§ **Exercise details**
Put the lines of the entries starting at "staticText: パスコード入力 bbox=[0, 66, 360, 97]" and ending at "button[interactable]: 1 bbox=[24, 265, 124, 341]" into a JSON list of strings, one string per line, skipping blank lines. Include only those lines.

§ **Information provided**
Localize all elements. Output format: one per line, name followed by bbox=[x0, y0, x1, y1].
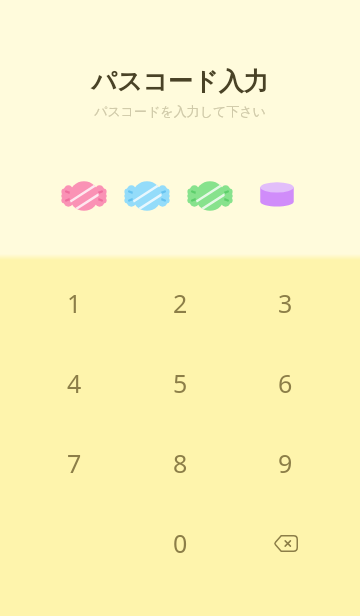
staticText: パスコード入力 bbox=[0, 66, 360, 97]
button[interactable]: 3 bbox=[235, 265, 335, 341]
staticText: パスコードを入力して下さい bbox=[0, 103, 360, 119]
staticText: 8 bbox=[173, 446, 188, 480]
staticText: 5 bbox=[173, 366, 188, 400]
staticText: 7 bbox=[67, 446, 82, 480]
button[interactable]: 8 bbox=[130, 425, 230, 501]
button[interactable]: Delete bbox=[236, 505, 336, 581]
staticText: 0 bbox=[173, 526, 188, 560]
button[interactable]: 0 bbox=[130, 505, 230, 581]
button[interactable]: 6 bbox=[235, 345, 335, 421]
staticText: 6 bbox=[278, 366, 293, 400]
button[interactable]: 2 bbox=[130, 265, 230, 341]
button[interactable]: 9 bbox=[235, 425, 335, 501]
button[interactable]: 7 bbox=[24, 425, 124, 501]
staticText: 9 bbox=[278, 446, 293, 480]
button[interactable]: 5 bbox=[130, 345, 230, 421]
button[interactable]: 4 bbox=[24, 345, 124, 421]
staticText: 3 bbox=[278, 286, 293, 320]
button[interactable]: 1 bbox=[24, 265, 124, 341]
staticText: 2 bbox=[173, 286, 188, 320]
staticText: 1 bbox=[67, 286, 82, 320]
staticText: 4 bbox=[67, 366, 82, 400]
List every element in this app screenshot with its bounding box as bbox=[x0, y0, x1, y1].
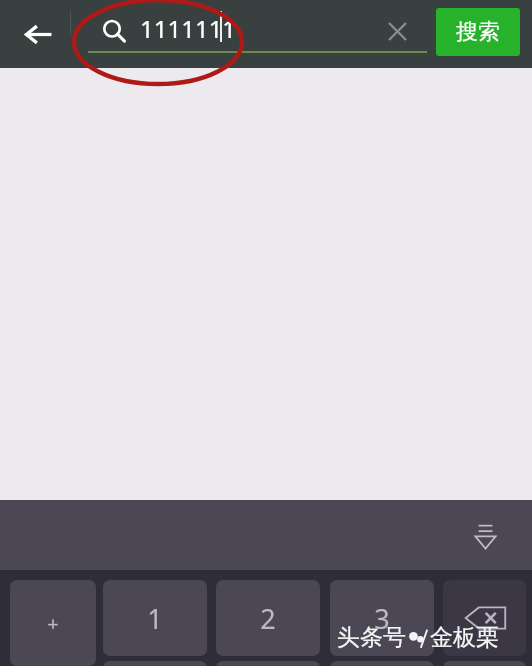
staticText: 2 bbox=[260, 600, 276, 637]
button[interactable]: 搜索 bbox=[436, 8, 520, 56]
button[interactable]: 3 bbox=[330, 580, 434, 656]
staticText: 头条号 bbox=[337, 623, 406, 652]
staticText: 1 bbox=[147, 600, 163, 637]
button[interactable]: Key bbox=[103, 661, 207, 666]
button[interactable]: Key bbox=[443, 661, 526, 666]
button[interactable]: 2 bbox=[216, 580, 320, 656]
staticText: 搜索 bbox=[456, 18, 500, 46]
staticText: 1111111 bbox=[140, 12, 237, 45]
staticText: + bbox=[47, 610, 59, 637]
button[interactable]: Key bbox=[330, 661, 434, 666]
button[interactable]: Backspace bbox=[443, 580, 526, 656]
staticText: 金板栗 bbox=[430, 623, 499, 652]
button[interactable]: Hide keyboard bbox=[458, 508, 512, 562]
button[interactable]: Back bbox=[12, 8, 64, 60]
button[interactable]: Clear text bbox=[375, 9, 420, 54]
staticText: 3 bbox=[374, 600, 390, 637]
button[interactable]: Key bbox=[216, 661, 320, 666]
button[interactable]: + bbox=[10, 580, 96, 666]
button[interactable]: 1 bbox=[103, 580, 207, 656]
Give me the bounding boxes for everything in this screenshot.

§ **Output below**
[
  "staticText: パスコード入力 bbox=[0, 66, 360, 97]",
  "button[interactable]: 3 bbox=[235, 265, 335, 341]",
  "staticText: パスコードを入力して下さい bbox=[0, 103, 360, 119]",
  "staticText: 8 bbox=[173, 446, 188, 480]",
  "staticText: 5 bbox=[173, 366, 188, 400]",
  "staticText: 7 bbox=[67, 446, 82, 480]",
  "button[interactable]: 8 bbox=[130, 425, 230, 501]",
  "button[interactable]: Delete bbox=[236, 505, 336, 581]",
  "staticText: 0 bbox=[173, 526, 188, 560]",
  "button[interactable]: 0 bbox=[130, 505, 230, 581]",
  "button[interactable]: 6 bbox=[235, 345, 335, 421]",
  "staticText: 6 bbox=[278, 366, 293, 400]",
  "button[interactable]: 2 bbox=[130, 265, 230, 341]",
  "button[interactable]: 9 bbox=[235, 425, 335, 501]",
  "button[interactable]: 7 bbox=[24, 425, 124, 501]",
  "staticText: 9 bbox=[278, 446, 293, 480]",
  "button[interactable]: 5 bbox=[130, 345, 230, 421]",
  "button[interactable]: 4 bbox=[24, 345, 124, 421]",
  "staticText: 3 bbox=[278, 286, 293, 320]",
  "button[interactable]: 1 bbox=[24, 265, 124, 341]"
]